## Stated problem
Reproduce the entire listing below, replacing "bounding boxes" with "box coordinates" wherever it occurs and leaving everything else untouched. Leave the pictures out of your answer.

## Working data
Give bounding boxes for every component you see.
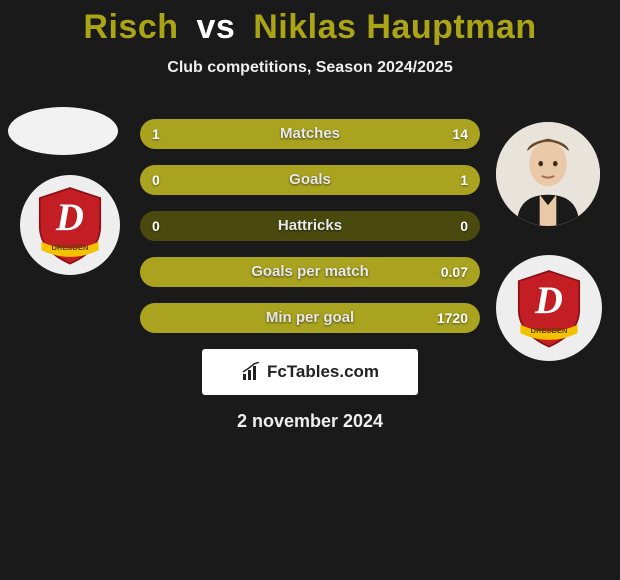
player1-name: Risch <box>83 8 178 46</box>
portrait-icon <box>496 122 600 226</box>
stat-label: Goals <box>140 165 480 195</box>
player1-club-badge: D DRESDEN <box>20 175 120 275</box>
subtitle: Club competitions, Season 2024/2025 <box>0 59 620 77</box>
date-label: 2 november 2024 <box>0 411 620 432</box>
vs-label: vs <box>196 8 235 46</box>
player2-name: Niklas Hauptman <box>253 8 536 46</box>
svg-text:D: D <box>55 197 84 239</box>
dynamo-badge-icon: D DRESDEN <box>507 266 591 350</box>
stat-row: 1720Min per goal <box>140 303 480 333</box>
dynamo-badge-icon: D DRESDEN <box>28 183 112 267</box>
player2-club-badge: D DRESDEN <box>496 255 602 361</box>
stat-label: Goals per match <box>140 257 480 287</box>
stat-label: Matches <box>140 119 480 149</box>
svg-text:DRESDEN: DRESDEN <box>531 326 568 335</box>
stat-row: 00Hattricks <box>140 211 480 241</box>
watermark: FcTables.com <box>202 349 418 395</box>
comparison-title: Risch vs Niklas Hauptman <box>0 0 620 47</box>
player2-avatar <box>496 122 600 226</box>
content-area: D DRESDEN D DRESDEN 114Matches 01Goals 00H… <box>0 107 620 432</box>
watermark-text: FcTables.com <box>267 362 379 382</box>
chart-icon <box>241 362 261 382</box>
stat-row: 0.07Goals per match <box>140 257 480 287</box>
stat-label: Hattricks <box>140 211 480 241</box>
svg-text:DRESDEN: DRESDEN <box>52 243 89 252</box>
stats-bars: 114Matches 01Goals 00Hattricks 0.07Goals pe… <box>140 107 480 333</box>
stat-row: 114Matches <box>140 119 480 149</box>
player1-avatar <box>8 107 118 155</box>
stat-label: Min per goal <box>140 303 480 333</box>
stat-row: 01Goals <box>140 165 480 195</box>
svg-text:D: D <box>534 280 563 322</box>
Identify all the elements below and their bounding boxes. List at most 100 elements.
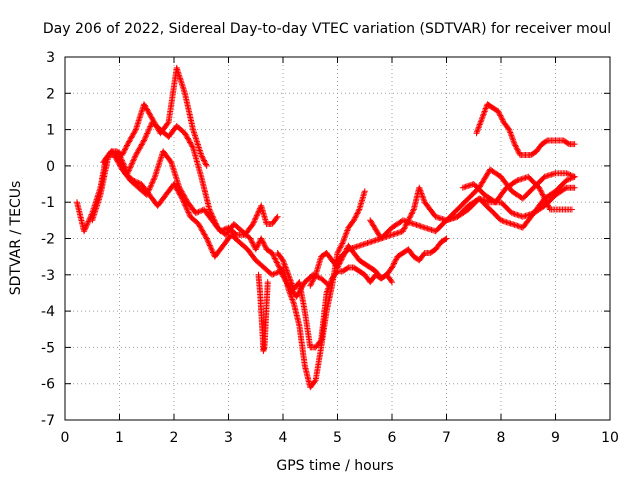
data-point-marker <box>120 149 127 156</box>
data-point-marker <box>203 162 210 169</box>
data-point-marker <box>207 243 214 250</box>
series-track-8 <box>307 235 450 289</box>
data-points <box>74 64 578 391</box>
data-point-marker <box>186 210 193 217</box>
data-point-marker <box>391 259 398 266</box>
y-tick-label: -7 <box>41 413 55 429</box>
data-point-marker <box>113 152 120 158</box>
data-point-marker <box>312 273 318 280</box>
data-point-marker <box>274 213 281 220</box>
data-point-marker <box>82 225 89 232</box>
data-point-marker <box>351 216 358 222</box>
data-point-marker <box>184 206 191 213</box>
data-point-marker <box>498 115 505 122</box>
data-point-marker <box>131 156 137 163</box>
series-track-13 <box>473 101 578 158</box>
x-tick-label: 1 <box>115 430 124 446</box>
data-point-marker <box>252 215 259 222</box>
data-point-marker <box>185 209 192 216</box>
data-point-marker <box>143 105 150 112</box>
data-point-marker <box>408 211 415 218</box>
y-tick-label: -4 <box>41 304 55 320</box>
data-point-marker <box>247 235 254 242</box>
data-point-marker <box>221 226 228 233</box>
data-point-marker <box>477 118 484 125</box>
data-point-marker <box>545 202 551 209</box>
data-point-marker <box>254 242 261 249</box>
data-point-marker <box>118 161 125 168</box>
y-tick-label: -1 <box>41 195 55 211</box>
data-point-marker <box>142 133 149 140</box>
data-point-marker <box>350 217 357 224</box>
data-point-marker <box>335 263 342 270</box>
data-point-marker <box>343 230 350 237</box>
data-point-marker <box>205 239 212 246</box>
data-point-marker <box>353 211 360 218</box>
y-tick-label: 1 <box>46 123 55 139</box>
data-point-marker <box>138 142 145 149</box>
data-point-marker <box>262 243 269 250</box>
data-point-marker <box>143 131 150 138</box>
data-point-marker <box>571 173 578 180</box>
data-point-marker <box>130 157 137 164</box>
data-point-marker <box>505 125 512 132</box>
data-point-marker <box>260 240 267 247</box>
data-point-marker <box>146 185 153 191</box>
data-point-marker <box>512 142 519 149</box>
data-point-marker <box>124 142 130 149</box>
data-point-marker <box>115 154 121 161</box>
data-point-marker <box>404 220 410 227</box>
data-point-marker <box>275 262 282 269</box>
data-point-marker <box>250 221 256 227</box>
data-point-marker <box>203 234 209 241</box>
data-point-marker <box>251 218 258 225</box>
x-tick-label: 2 <box>170 430 179 446</box>
data-point-marker <box>339 240 346 247</box>
data-point-marker <box>179 195 186 202</box>
data-point-marker <box>209 248 216 255</box>
data-point-marker <box>126 166 133 172</box>
data-point-marker <box>127 164 134 171</box>
data-point-marker <box>352 213 359 220</box>
data-point-marker <box>253 245 260 251</box>
data-point-marker <box>120 167 127 174</box>
data-point-marker <box>248 236 254 243</box>
data-point-marker <box>404 218 411 225</box>
data-point-marker <box>127 163 134 170</box>
data-point-marker <box>338 241 345 248</box>
data-point-marker <box>570 173 577 180</box>
data-point-marker <box>273 259 280 266</box>
data-point-marker <box>540 192 547 199</box>
plot-frame <box>64 56 611 421</box>
x-tick-label: 7 <box>442 430 451 446</box>
data-point-marker <box>132 153 139 160</box>
data-point-marker <box>206 206 213 213</box>
data-point-marker <box>115 156 122 163</box>
data-point-marker <box>207 207 214 214</box>
data-point-marker <box>538 190 545 197</box>
data-point-marker <box>148 182 155 189</box>
data-point-marker <box>201 157 207 164</box>
data-point-marker <box>164 120 171 127</box>
data-point-marker <box>271 255 278 262</box>
data-point-marker <box>144 130 151 137</box>
data-point-marker <box>508 133 515 140</box>
data-point-marker <box>417 187 424 194</box>
data-point-marker <box>249 239 256 246</box>
data-point-marker <box>401 225 408 232</box>
data-point-marker <box>334 250 341 256</box>
data-point-marker <box>269 271 276 278</box>
data-point-marker <box>543 199 550 206</box>
data-point-marker <box>307 281 314 288</box>
data-point-marker <box>419 193 426 200</box>
data-point-marker <box>568 172 575 179</box>
data-point-marker <box>132 152 139 158</box>
data-point-marker <box>545 203 552 210</box>
data-point-marker <box>341 236 347 243</box>
data-point-marker <box>194 209 201 216</box>
data-point-marker <box>195 208 202 215</box>
data-point-marker <box>140 138 147 145</box>
y-tick-label: -3 <box>41 268 55 284</box>
data-point-marker <box>342 233 349 240</box>
data-point-marker <box>151 175 158 182</box>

## The answer
Give box coordinates for every component you see.
player1-name: Risch <box>83 8 178 46</box>
portrait-icon <box>496 122 600 226</box>
stat-label: Goals <box>140 165 480 195</box>
player1-club-badge: D DRESDEN <box>20 175 120 275</box>
subtitle: Club competitions, Season 2024/2025 <box>0 59 620 77</box>
date-label: 2 november 2024 <box>0 411 620 432</box>
vs-label: vs <box>196 8 235 46</box>
player2-name: Niklas Hauptman <box>253 8 536 46</box>
svg-text:D: D <box>55 197 84 239</box>
dynamo-badge-icon: D DRESDEN <box>507 266 591 350</box>
stat-row: 1720Min per goal <box>140 303 480 333</box>
dynamo-badge-icon: D DRESDEN <box>28 183 112 267</box>
player2-club-badge: D DRESDEN <box>496 255 602 361</box>
stat-label: Goals per match <box>140 257 480 287</box>
stat-label: Matches <box>140 119 480 149</box>
svg-text:DRESDEN: DRESDEN <box>531 326 568 335</box>
stat-row: 00Hattricks <box>140 211 480 241</box>
watermark: FcTables.com <box>202 349 418 395</box>
comparison-title: Risch vs Niklas Hauptman <box>0 0 620 47</box>
player2-avatar <box>496 122 600 226</box>
content-area: D DRESDEN D DRESDEN 114Matches 01Goals 00H… <box>0 107 620 432</box>
watermark-text: FcTables.com <box>267 362 379 382</box>
chart-icon <box>241 362 261 382</box>
stat-row: 0.07Goals per match <box>140 257 480 287</box>
stat-label: Hattricks <box>140 211 480 241</box>
svg-text:DRESDEN: DRESDEN <box>52 243 89 252</box>
stats-bars: 114Matches 01Goals 00Hattricks 0.07Goals pe… <box>140 107 480 333</box>
stat-row: 114Matches <box>140 119 480 149</box>
player1-avatar <box>8 107 118 155</box>
stat-label: Min per goal <box>140 303 480 333</box>
stat-row: 01Goals <box>140 165 480 195</box>
svg-text:D: D <box>534 280 563 322</box>
Identify all the elements below and their box coordinates. List at most 100 elements.
data-point-marker <box>120 149 127 156</box>
data-point-marker <box>203 162 210 169</box>
data-point-marker <box>207 243 214 250</box>
series-track-8 <box>307 235 450 289</box>
data-points <box>74 64 578 391</box>
data-point-marker <box>186 210 193 217</box>
data-point-marker <box>391 259 398 266</box>
y-tick-label: -7 <box>41 413 55 429</box>
data-point-marker <box>113 152 120 158</box>
data-point-marker <box>312 273 318 280</box>
data-point-marker <box>274 213 281 220</box>
data-point-marker <box>82 225 89 232</box>
data-point-marker <box>351 216 358 222</box>
data-point-marker <box>184 206 191 213</box>
data-point-marker <box>498 115 505 122</box>
data-point-marker <box>131 156 137 163</box>
series-track-13 <box>473 101 578 158</box>
x-tick-label: 1 <box>115 430 124 446</box>
data-point-marker <box>252 215 259 222</box>
data-point-marker <box>185 209 192 216</box>
data-point-marker <box>143 105 150 112</box>
data-point-marker <box>408 211 415 218</box>
y-tick-label: -4 <box>41 304 55 320</box>
data-point-marker <box>247 235 254 242</box>
data-point-marker <box>221 226 228 233</box>
data-point-marker <box>477 118 484 125</box>
data-point-marker <box>545 202 551 209</box>
data-point-marker <box>254 242 261 249</box>
data-point-marker <box>118 161 125 168</box>
y-tick-label: -1 <box>41 195 55 211</box>
data-point-marker <box>142 133 149 140</box>
data-point-marker <box>350 217 357 224</box>
data-point-marker <box>335 263 342 270</box>
data-point-marker <box>343 230 350 237</box>
data-point-marker <box>205 239 212 246</box>
data-point-marker <box>353 211 360 218</box>
y-tick-label: 1 <box>46 123 55 139</box>
data-point-marker <box>138 142 145 149</box>
data-point-marker <box>262 243 269 250</box>
data-point-marker <box>143 131 150 138</box>
data-point-marker <box>571 173 578 180</box>
data-point-marker <box>130 157 137 164</box>
data-point-marker <box>505 125 512 132</box>
data-point-marker <box>260 240 267 247</box>
data-point-marker <box>146 185 153 191</box>
data-point-marker <box>512 142 519 149</box>
data-point-marker <box>124 142 130 149</box>
data-point-marker <box>115 154 121 161</box>
data-point-marker <box>404 220 410 227</box>
data-point-marker <box>275 262 282 269</box>
data-point-marker <box>250 221 256 227</box>
data-point-marker <box>203 234 209 241</box>
data-point-marker <box>251 218 258 225</box>
x-tick-label: 2 <box>170 430 179 446</box>
data-point-marker <box>339 240 346 247</box>
data-point-marker <box>179 195 186 202</box>
data-point-marker <box>209 248 216 255</box>
data-point-marker <box>126 166 133 172</box>
data-point-marker <box>127 164 134 171</box>
data-point-marker <box>352 213 359 220</box>
data-point-marker <box>253 245 260 251</box>
data-point-marker <box>120 167 127 174</box>
data-point-marker <box>248 236 254 243</box>
data-point-marker <box>404 218 411 225</box>
data-point-marker <box>127 163 134 170</box>
data-point-marker <box>338 241 345 248</box>
data-point-marker <box>570 173 577 180</box>
data-point-marker <box>273 259 280 266</box>
data-point-marker <box>540 192 547 199</box>
plot-frame <box>64 56 611 421</box>
x-tick-label: 7 <box>442 430 451 446</box>
data-point-marker <box>132 153 139 160</box>
data-point-marker <box>206 206 213 213</box>
data-point-marker <box>115 156 122 163</box>
data-point-marker <box>207 207 214 214</box>
data-point-marker <box>538 190 545 197</box>
data-point-marker <box>148 182 155 189</box>
data-point-marker <box>201 157 207 164</box>
data-point-marker <box>164 120 171 127</box>
data-point-marker <box>271 255 278 262</box>
data-point-marker <box>144 130 151 137</box>
data-point-marker <box>508 133 515 140</box>
data-point-marker <box>417 187 424 194</box>
data-point-marker <box>249 239 256 246</box>
data-point-marker <box>401 225 408 232</box>
data-point-marker <box>334 250 341 256</box>
data-point-marker <box>269 271 276 278</box>
data-point-marker <box>543 199 550 206</box>
data-point-marker <box>307 281 314 288</box>
data-point-marker <box>419 193 426 200</box>
data-point-marker <box>568 172 575 179</box>
data-point-marker <box>132 152 139 158</box>
data-point-marker <box>545 203 552 210</box>
data-point-marker <box>341 236 347 243</box>
data-point-marker <box>194 209 201 216</box>
data-point-marker <box>195 208 202 215</box>
data-point-marker <box>140 138 147 145</box>
y-tick-label: -3 <box>41 268 55 284</box>
data-point-marker <box>342 233 349 240</box>
data-point-marker <box>151 175 158 182</box>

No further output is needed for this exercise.